◆ SHORT TASK:
Copy each line in which the string "الطبيعية" occurs.

Data listing:
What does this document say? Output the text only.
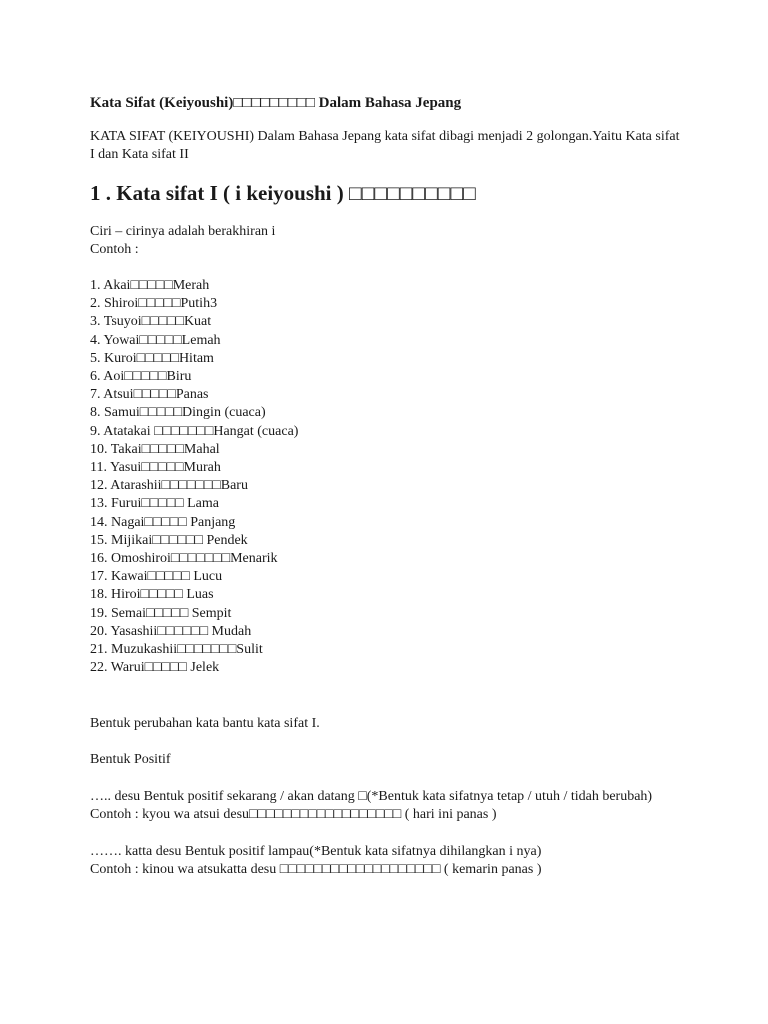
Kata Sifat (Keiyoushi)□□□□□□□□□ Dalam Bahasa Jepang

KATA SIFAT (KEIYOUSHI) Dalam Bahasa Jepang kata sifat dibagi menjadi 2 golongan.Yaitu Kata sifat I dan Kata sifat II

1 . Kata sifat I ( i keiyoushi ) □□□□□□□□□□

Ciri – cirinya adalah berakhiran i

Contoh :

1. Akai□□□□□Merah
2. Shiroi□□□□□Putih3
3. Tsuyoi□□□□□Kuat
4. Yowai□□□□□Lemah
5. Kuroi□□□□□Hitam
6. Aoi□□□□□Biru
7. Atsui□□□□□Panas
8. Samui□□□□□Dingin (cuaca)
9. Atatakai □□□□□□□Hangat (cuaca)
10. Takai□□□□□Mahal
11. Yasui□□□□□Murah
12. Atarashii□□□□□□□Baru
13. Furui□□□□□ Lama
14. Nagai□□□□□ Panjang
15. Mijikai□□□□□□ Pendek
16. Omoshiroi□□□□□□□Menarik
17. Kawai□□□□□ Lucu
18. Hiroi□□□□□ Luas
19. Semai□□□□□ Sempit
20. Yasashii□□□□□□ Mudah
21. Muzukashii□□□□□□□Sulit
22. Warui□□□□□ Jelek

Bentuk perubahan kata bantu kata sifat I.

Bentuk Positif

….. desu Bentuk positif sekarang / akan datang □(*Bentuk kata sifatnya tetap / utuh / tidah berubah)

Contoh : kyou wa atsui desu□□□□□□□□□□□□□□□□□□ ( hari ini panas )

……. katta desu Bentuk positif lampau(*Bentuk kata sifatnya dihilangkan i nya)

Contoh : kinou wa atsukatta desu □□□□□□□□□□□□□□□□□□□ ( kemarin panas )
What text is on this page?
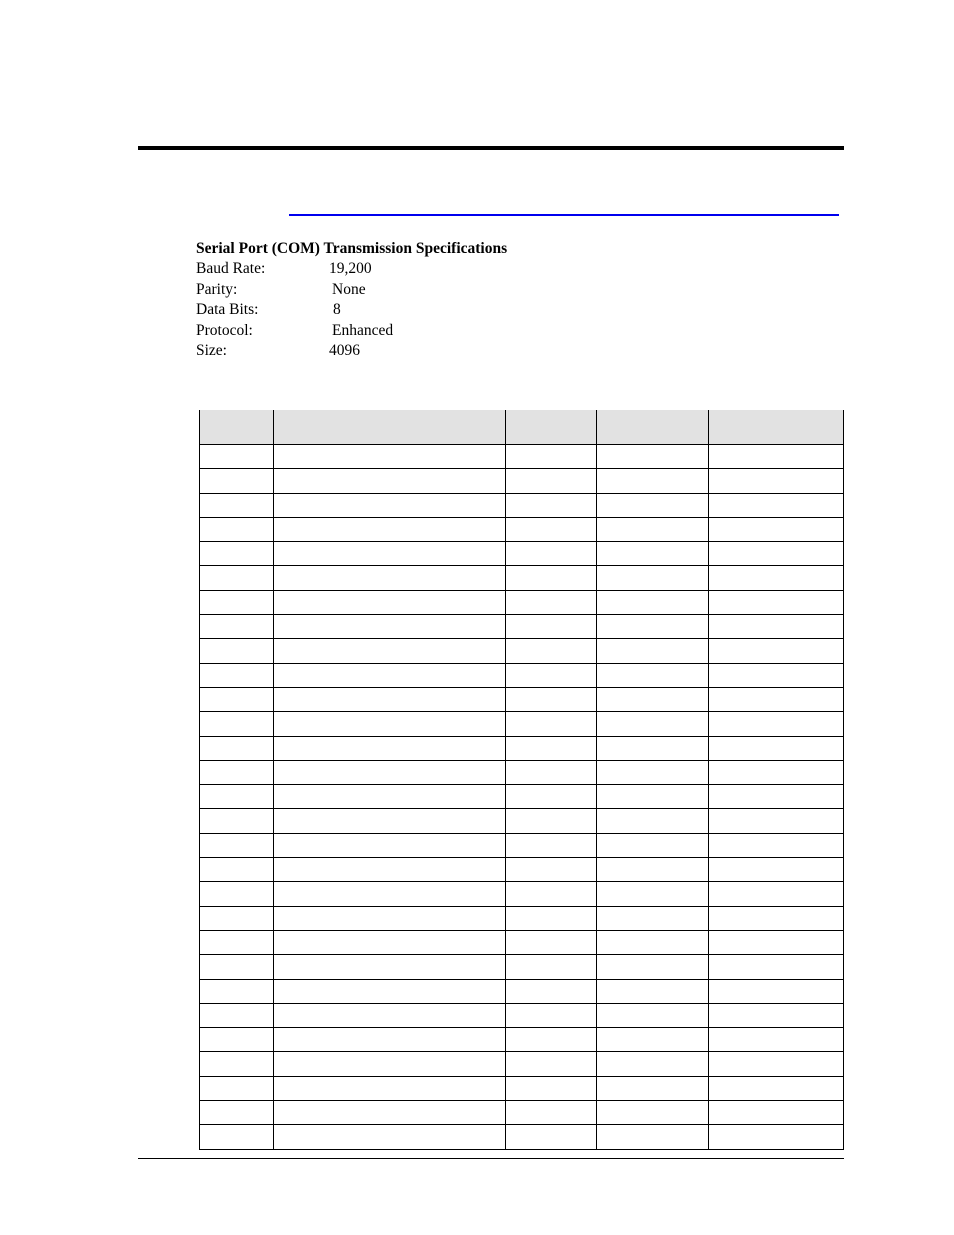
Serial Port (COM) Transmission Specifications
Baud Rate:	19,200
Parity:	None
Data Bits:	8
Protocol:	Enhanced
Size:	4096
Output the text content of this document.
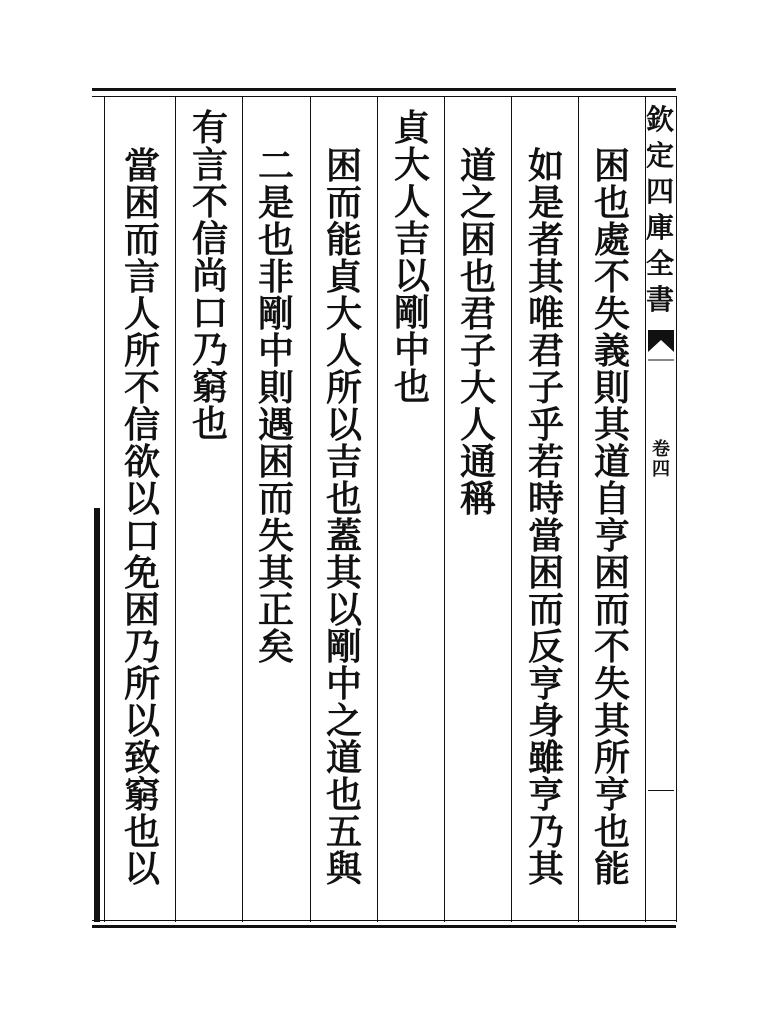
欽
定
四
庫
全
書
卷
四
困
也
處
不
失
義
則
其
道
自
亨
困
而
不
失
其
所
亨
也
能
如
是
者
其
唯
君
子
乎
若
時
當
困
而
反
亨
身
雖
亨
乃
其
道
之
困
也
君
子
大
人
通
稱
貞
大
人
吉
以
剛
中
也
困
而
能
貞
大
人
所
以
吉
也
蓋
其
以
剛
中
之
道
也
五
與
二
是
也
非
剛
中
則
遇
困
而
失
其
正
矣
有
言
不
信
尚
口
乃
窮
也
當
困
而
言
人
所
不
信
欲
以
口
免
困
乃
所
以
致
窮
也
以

--

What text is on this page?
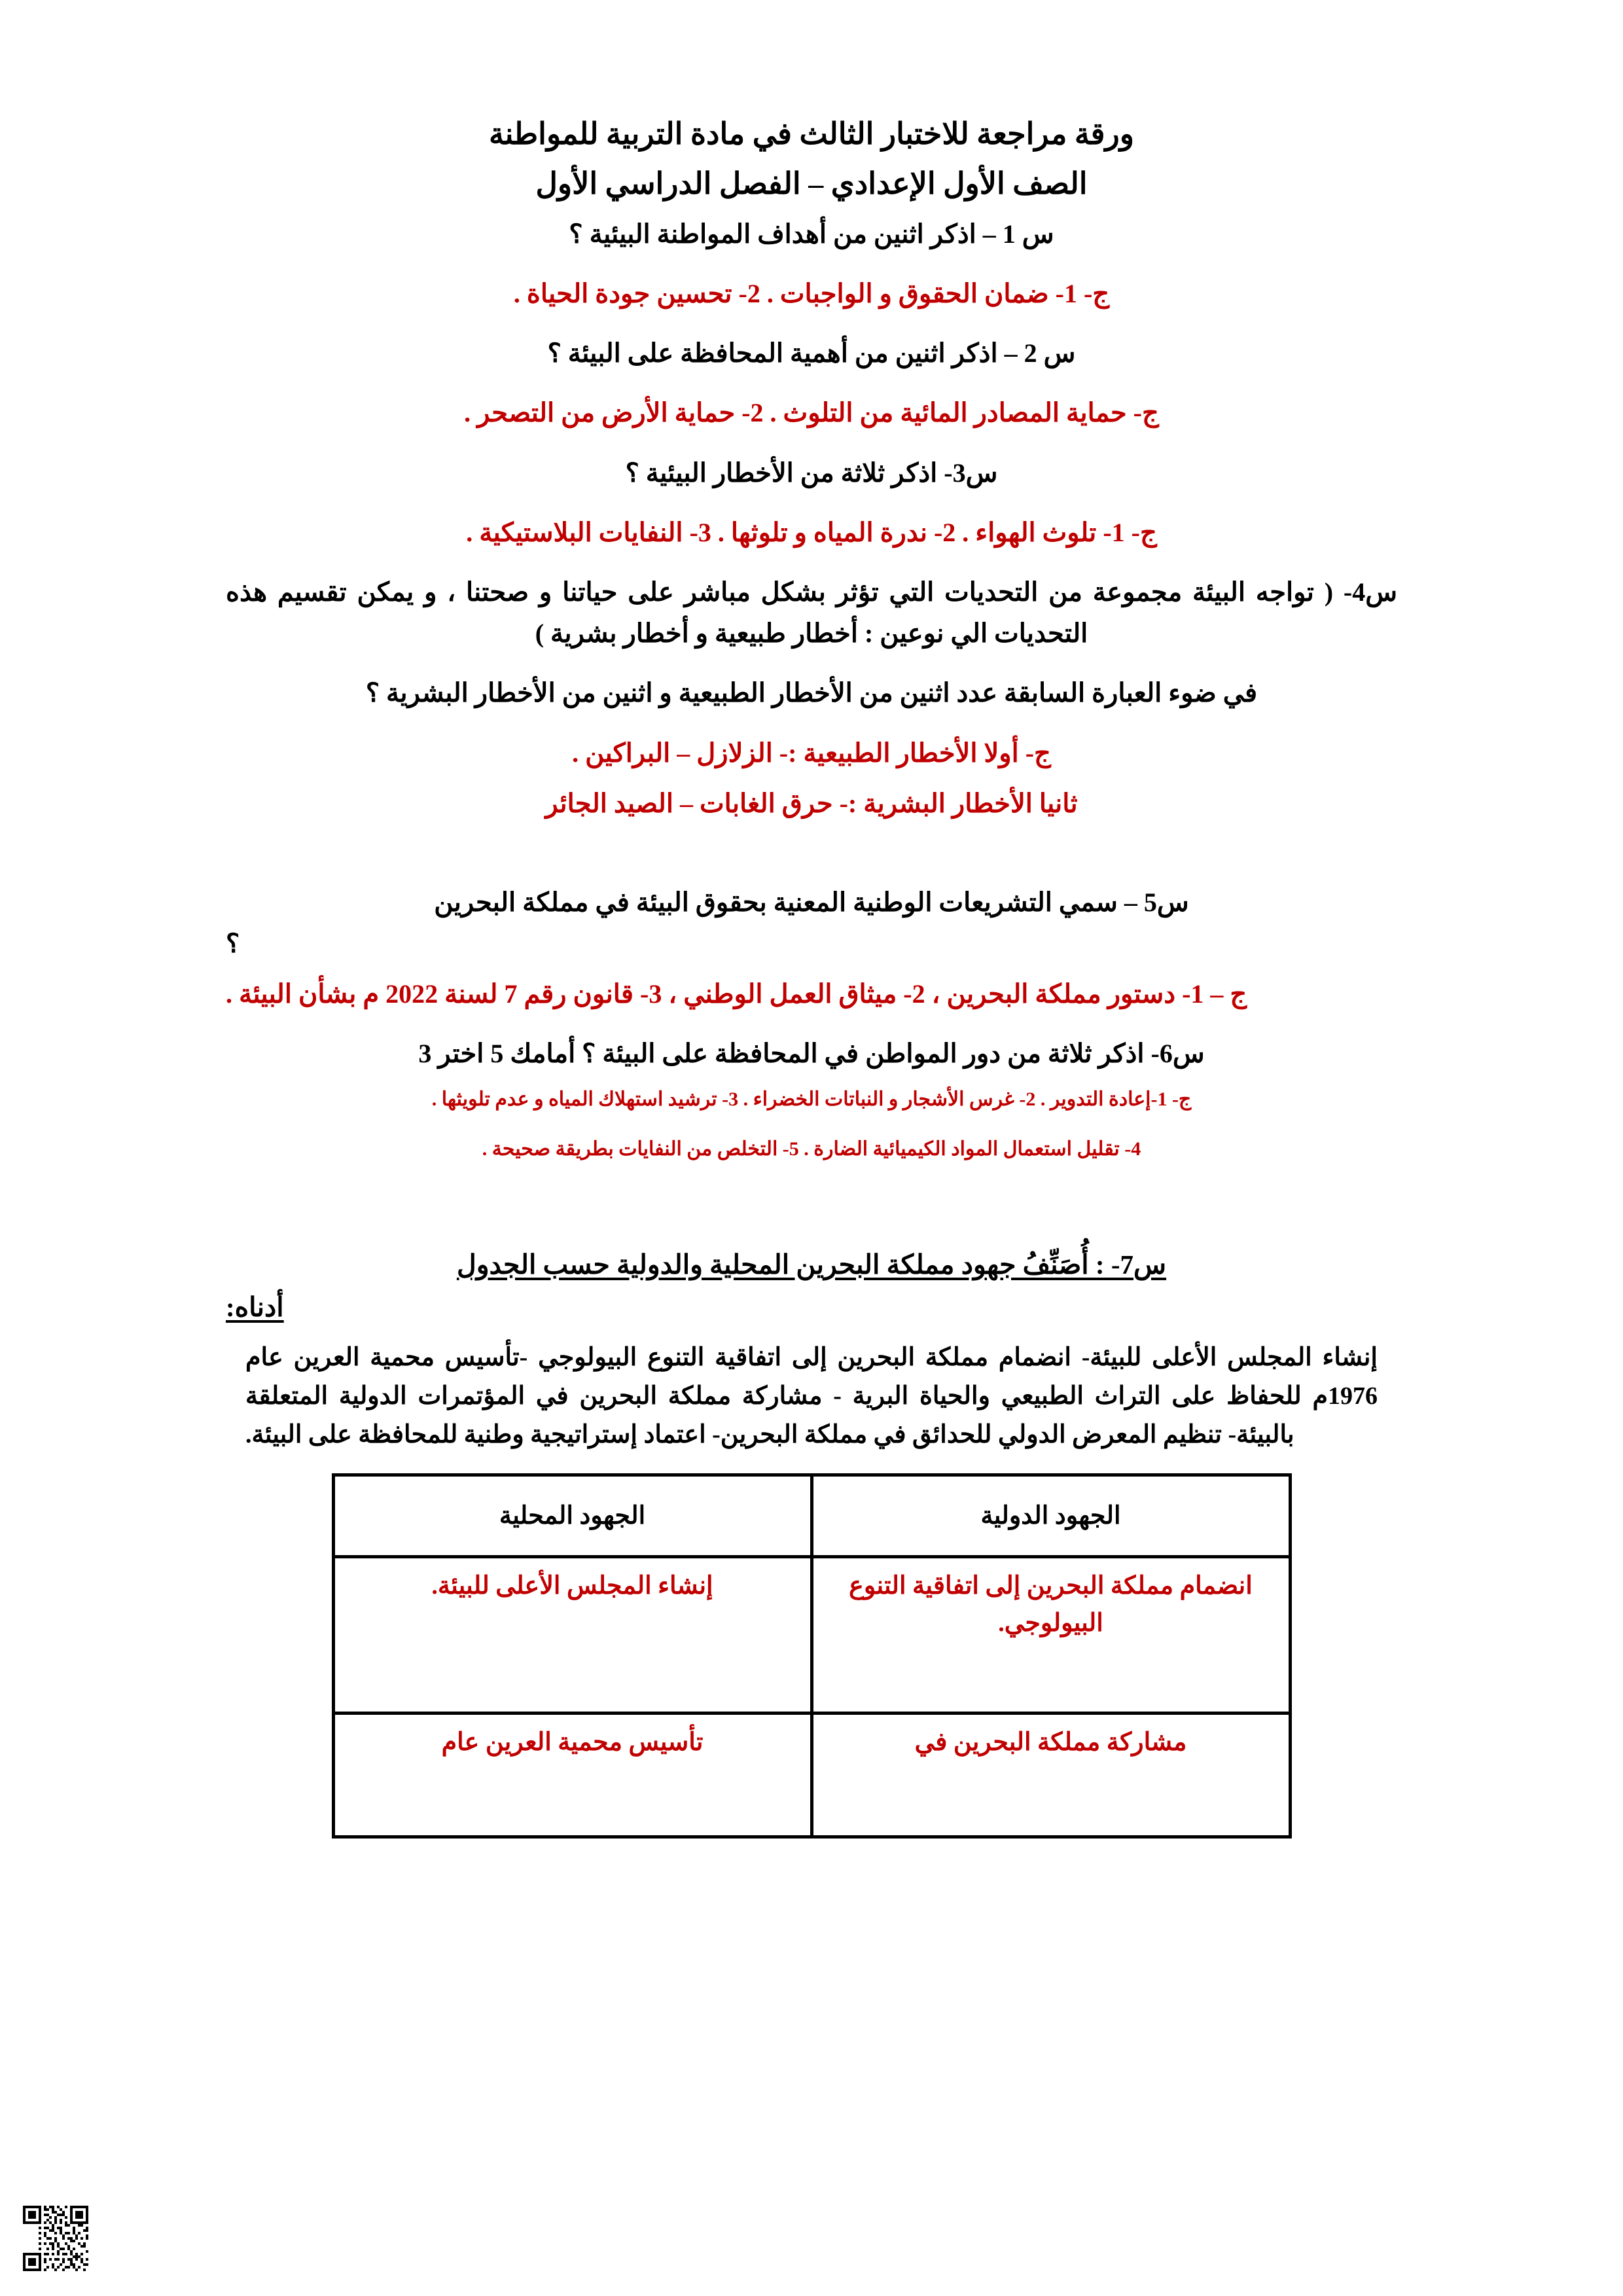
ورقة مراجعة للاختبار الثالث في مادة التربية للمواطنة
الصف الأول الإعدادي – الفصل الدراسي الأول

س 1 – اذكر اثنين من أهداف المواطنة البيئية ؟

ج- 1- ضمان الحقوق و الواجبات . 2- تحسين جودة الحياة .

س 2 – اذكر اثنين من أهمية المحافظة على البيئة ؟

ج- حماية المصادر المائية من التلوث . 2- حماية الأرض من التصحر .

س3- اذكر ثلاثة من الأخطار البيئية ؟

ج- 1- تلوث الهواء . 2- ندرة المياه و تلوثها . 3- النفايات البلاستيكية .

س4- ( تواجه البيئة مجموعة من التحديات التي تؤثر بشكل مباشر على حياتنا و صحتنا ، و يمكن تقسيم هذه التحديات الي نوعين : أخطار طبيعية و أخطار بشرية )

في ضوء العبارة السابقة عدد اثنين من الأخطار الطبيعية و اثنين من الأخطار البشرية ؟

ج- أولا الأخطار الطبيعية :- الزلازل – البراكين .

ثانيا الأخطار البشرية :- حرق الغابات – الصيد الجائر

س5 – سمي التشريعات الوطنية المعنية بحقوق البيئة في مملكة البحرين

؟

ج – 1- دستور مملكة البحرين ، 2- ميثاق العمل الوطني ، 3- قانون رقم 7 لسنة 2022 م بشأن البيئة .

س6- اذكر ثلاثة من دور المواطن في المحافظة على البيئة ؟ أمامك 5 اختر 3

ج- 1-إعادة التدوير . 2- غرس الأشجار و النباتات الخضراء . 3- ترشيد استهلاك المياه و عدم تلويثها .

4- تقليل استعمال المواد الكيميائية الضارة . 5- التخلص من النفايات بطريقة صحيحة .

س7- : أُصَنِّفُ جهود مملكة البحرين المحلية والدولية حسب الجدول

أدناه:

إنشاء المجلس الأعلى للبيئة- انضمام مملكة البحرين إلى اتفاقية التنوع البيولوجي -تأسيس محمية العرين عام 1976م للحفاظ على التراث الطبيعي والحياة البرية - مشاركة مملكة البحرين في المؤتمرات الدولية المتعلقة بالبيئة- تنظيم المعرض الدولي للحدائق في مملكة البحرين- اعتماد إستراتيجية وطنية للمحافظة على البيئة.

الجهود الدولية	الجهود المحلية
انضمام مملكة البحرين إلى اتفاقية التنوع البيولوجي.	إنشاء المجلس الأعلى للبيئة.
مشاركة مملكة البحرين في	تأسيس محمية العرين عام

◆ RESULT OF THIS TASK:
في ضوء العبارة السابقة عدد اثنين من الأخطار الطبيعية و اثنين من الأخطار البشرية ؟
ج- أولا الأخطار الطبيعية :- الزلازل – البراكين .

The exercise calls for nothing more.